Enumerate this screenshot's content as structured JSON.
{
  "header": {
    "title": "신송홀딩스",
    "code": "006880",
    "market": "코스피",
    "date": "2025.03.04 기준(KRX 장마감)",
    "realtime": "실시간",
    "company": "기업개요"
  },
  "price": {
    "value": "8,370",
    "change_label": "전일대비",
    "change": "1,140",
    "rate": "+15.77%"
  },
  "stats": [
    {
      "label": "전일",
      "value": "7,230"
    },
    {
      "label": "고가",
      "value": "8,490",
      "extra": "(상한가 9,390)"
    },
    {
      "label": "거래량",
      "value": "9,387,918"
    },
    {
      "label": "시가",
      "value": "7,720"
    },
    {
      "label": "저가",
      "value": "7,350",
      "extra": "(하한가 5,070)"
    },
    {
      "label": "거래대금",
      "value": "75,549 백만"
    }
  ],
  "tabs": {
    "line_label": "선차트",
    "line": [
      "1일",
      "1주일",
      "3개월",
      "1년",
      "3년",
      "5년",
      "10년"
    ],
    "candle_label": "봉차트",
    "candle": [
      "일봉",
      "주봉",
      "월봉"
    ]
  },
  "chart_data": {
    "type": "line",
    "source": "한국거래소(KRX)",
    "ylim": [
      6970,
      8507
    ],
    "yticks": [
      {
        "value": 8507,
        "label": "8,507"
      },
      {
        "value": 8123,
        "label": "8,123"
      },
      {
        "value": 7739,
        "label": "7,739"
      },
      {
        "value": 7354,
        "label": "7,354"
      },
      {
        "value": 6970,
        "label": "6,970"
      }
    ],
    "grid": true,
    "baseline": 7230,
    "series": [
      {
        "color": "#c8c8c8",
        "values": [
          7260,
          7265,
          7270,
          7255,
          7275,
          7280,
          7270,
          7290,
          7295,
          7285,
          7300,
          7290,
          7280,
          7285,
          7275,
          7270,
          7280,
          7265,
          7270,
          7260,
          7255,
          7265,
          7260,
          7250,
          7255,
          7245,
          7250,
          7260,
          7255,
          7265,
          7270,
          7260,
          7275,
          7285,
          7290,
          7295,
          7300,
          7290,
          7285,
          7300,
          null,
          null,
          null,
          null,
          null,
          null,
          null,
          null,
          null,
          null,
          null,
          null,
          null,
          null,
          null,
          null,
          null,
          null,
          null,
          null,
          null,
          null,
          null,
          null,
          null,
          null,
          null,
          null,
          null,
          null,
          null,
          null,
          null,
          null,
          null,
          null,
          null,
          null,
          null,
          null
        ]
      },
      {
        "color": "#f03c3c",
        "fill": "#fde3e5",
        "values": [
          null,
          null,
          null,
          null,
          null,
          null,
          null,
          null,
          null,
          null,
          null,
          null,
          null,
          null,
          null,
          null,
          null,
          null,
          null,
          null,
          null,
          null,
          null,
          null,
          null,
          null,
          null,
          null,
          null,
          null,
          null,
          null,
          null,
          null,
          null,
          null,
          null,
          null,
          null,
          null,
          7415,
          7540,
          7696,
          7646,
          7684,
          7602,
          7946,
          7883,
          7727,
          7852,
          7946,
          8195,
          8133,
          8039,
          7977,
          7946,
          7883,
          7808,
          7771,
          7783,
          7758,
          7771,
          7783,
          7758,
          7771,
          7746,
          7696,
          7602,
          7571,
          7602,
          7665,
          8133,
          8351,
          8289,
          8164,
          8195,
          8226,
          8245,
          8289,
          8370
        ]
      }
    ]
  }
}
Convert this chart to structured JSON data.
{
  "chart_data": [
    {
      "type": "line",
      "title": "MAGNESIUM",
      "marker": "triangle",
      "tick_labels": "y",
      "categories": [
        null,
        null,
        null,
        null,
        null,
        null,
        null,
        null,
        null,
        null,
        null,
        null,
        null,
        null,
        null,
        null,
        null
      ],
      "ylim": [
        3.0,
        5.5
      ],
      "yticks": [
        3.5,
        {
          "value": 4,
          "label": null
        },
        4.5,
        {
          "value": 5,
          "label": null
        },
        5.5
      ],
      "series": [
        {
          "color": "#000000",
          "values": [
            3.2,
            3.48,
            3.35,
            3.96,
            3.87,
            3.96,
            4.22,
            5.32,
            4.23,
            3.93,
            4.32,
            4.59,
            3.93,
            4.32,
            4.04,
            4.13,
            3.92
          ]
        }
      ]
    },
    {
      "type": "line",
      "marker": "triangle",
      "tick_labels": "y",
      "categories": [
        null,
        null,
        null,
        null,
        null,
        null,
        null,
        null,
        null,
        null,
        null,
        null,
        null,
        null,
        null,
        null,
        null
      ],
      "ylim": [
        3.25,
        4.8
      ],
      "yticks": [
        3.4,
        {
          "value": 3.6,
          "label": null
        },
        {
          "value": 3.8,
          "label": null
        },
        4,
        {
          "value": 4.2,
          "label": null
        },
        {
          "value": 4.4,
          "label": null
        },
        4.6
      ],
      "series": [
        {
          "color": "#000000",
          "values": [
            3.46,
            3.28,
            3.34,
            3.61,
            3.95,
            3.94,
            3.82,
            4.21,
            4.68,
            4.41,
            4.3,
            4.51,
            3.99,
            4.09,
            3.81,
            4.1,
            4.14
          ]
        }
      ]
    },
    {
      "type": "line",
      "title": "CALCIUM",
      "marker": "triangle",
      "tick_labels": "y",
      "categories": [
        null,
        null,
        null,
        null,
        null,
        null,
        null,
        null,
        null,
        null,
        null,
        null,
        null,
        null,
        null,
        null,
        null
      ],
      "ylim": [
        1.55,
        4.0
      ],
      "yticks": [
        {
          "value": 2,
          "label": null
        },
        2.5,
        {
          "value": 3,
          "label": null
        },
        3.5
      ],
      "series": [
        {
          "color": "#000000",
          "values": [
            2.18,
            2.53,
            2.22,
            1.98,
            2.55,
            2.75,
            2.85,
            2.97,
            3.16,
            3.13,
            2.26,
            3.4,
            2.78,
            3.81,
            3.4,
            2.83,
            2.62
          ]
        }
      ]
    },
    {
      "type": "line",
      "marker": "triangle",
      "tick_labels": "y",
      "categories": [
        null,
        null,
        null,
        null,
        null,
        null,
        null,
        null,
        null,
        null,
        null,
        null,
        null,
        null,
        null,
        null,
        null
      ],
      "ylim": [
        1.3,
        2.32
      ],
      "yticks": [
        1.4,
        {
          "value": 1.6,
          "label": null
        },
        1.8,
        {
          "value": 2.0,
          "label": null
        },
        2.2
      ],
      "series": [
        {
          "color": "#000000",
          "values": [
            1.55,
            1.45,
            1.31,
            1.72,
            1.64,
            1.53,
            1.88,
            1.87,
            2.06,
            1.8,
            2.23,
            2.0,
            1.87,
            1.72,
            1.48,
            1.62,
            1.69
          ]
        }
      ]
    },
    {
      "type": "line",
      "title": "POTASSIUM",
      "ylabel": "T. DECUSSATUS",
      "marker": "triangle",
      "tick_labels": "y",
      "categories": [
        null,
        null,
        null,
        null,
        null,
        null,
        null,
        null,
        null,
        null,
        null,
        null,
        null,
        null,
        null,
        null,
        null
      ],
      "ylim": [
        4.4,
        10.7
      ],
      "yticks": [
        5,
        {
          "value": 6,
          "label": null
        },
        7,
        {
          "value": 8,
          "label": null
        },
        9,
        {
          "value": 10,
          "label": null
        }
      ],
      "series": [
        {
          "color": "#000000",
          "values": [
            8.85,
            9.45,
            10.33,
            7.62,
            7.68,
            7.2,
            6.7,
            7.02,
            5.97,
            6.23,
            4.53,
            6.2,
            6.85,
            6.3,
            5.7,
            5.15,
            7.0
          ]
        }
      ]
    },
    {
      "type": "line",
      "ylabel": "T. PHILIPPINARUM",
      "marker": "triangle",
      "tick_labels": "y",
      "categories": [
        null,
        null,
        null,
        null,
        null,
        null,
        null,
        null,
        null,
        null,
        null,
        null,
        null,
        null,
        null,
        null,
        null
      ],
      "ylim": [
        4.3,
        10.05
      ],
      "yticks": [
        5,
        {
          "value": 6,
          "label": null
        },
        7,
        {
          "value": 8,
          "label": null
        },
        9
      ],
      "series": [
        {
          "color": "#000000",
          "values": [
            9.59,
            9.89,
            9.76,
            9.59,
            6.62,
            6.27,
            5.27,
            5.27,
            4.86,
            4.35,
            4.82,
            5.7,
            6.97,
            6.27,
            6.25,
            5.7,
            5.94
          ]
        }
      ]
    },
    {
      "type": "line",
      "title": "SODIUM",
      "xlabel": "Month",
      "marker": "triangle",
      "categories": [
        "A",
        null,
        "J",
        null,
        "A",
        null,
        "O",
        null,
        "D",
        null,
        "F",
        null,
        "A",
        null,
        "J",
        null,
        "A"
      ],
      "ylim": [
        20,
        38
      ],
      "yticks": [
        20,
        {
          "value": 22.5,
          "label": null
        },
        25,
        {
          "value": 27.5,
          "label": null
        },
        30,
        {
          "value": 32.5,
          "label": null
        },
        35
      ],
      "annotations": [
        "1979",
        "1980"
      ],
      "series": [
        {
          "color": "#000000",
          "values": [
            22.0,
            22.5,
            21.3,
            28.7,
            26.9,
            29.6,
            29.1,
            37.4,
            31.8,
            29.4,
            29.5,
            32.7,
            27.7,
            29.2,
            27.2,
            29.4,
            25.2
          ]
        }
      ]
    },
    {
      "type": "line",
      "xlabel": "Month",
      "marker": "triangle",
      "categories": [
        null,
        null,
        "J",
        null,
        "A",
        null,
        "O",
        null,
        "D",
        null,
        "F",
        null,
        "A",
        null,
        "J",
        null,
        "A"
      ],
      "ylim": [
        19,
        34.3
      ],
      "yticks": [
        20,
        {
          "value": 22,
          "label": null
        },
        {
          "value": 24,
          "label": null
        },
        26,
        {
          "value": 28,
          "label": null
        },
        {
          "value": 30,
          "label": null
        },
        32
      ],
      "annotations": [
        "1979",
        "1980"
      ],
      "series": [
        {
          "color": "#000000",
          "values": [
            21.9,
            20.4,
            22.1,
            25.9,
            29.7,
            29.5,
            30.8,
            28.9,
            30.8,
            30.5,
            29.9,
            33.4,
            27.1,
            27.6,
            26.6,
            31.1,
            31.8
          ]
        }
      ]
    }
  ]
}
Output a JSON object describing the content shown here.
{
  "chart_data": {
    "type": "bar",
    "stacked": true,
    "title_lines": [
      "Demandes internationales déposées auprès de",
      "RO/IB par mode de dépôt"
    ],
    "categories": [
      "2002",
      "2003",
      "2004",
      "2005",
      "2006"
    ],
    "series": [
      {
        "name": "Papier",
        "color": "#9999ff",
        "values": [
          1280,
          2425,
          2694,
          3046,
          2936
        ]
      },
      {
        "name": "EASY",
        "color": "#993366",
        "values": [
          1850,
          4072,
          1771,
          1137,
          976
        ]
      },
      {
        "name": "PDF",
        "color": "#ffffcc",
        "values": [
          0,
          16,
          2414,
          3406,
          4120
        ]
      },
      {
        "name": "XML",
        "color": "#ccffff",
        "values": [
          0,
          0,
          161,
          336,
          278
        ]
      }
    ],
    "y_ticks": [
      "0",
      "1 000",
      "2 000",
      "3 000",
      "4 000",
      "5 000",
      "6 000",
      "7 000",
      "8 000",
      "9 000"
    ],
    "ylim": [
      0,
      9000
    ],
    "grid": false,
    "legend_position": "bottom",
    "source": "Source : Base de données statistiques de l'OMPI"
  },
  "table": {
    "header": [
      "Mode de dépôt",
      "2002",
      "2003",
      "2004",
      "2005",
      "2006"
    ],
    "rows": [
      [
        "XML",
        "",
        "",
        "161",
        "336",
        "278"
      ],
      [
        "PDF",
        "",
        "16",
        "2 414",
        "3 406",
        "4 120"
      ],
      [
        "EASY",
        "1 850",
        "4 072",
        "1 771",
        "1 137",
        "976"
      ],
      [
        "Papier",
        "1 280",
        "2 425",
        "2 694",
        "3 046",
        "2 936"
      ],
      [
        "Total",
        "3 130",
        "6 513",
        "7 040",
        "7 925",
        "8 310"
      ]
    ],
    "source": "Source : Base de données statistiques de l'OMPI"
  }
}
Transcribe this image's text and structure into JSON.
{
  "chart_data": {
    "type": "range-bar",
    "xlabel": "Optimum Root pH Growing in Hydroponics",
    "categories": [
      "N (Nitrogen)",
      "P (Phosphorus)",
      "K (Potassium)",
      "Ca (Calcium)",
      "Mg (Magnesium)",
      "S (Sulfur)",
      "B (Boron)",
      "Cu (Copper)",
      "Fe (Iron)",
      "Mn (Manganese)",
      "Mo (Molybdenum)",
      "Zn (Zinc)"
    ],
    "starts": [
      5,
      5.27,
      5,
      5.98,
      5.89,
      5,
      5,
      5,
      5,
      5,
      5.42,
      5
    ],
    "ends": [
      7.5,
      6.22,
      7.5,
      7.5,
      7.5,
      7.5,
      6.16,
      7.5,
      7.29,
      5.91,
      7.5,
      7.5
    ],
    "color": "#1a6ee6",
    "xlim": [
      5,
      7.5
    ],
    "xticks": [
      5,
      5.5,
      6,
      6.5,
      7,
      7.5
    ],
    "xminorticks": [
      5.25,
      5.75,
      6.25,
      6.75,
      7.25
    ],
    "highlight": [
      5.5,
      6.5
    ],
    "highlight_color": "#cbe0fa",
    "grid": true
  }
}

● ● ● ●

What the task requires -
Output exactly the lines above, from the one holding "Transcribe this image's" through the end of the data, including the first and last.

Correct output -
Transcribe this image's text and structure into JSON.
{
  "chart_data": {
    "type": "range-bar",
    "xlabel": "Optimum Root pH Growing in Hydroponics",
    "categories": [
      "N (Nitrogen)",
      "P (Phosphorus)",
      "K (Potassium)",
      "Ca (Calcium)",
      "Mg (Magnesium)",
      "S (Sulfur)",
      "B (Boron)",
      "Cu (Copper)",
      "Fe (Iron)",
      "Mn (Manganese)",
      "Mo (Molybdenum)",
      "Zn (Zinc)"
    ],
    "starts": [
      5,
      5.27,
      5,
      5.98,
      5.89,
      5,
      5,
      5,
      5,
      5,
      5.42,
      5
    ],
    "ends": [
      7.5,
      6.22,
      7.5,
      7.5,
      7.5,
      7.5,
      6.16,
      7.5,
      7.29,
      5.91,
      7.5,
      7.5
    ],
    "color": "#1a6ee6",
    "xlim": [
      5,
      7.5
    ],
    "xticks": [
      5,
      5.5,
      6,
      6.5,
      7,
      7.5
    ],
    "xminorticks": [
      5.25,
      5.75,
      6.25,
      6.75,
      7.25
    ],
    "highlight": [
      5.5,
      6.5
    ],
    "highlight_color": "#cbe0fa",
    "grid": true
  }
}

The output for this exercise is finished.